■ GOAL ■
Examine the entries and show every line in which the word "this" is found.

Data entries:

⟨

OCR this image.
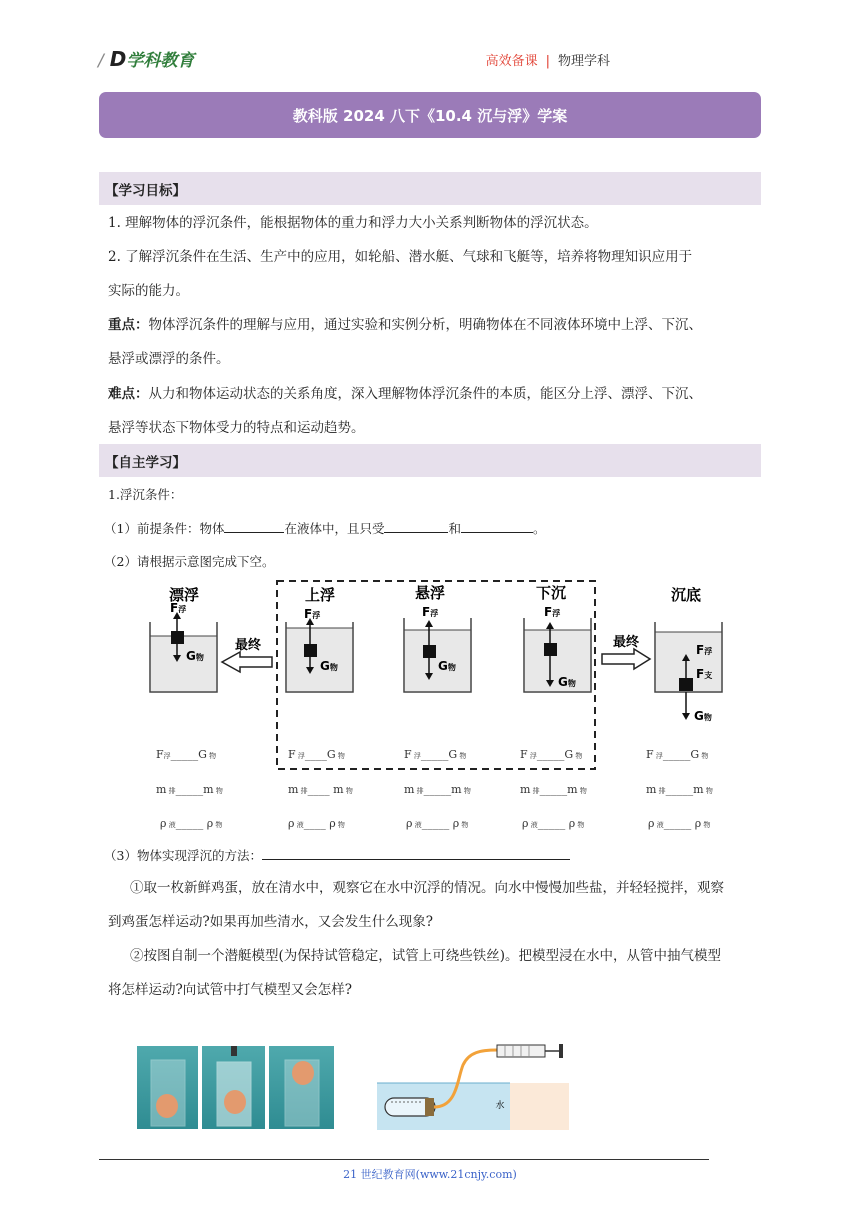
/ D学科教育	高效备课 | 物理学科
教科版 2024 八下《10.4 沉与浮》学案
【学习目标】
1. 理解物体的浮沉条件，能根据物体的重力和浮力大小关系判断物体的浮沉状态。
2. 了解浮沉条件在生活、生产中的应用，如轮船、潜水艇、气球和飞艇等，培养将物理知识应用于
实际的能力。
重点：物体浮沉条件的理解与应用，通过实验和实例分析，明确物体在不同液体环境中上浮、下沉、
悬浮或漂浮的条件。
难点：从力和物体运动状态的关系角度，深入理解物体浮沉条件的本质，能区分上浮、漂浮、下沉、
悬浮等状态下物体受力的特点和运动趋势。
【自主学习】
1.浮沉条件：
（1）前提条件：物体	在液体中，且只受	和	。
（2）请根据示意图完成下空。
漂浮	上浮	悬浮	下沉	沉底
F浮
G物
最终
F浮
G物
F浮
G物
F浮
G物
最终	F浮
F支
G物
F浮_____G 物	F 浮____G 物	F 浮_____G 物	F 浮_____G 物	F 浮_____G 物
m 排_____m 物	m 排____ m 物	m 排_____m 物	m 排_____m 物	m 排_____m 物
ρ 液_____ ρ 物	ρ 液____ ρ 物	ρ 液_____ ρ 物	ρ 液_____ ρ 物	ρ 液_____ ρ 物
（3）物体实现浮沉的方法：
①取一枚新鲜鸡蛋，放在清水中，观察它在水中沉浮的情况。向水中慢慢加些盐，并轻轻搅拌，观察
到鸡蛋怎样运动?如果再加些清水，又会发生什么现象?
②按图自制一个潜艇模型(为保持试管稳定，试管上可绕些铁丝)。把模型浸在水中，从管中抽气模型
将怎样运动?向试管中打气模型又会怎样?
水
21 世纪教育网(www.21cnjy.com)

⟩
⟨

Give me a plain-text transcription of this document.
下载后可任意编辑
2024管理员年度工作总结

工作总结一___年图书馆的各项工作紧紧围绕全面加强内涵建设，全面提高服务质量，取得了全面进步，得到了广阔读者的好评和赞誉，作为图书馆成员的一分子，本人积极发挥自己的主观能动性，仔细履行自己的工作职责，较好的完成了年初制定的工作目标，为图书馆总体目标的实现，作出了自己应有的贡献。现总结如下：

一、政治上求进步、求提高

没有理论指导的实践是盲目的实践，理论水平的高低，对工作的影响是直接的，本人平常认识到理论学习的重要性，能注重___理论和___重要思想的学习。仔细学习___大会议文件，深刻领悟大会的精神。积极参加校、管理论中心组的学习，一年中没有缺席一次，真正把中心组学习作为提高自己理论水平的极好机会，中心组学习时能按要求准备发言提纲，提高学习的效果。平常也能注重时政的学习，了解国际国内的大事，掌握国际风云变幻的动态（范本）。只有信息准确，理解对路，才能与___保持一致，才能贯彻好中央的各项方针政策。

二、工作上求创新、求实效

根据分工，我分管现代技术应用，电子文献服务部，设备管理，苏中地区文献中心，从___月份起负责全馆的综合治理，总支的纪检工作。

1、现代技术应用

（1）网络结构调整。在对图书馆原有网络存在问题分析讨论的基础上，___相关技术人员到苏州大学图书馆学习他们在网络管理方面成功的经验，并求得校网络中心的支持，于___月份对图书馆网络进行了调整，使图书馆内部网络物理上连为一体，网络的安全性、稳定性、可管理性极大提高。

⟩

■ EXERCISE SOLUTION ■
OCR this image.
Give me a plain-text transcription of this document.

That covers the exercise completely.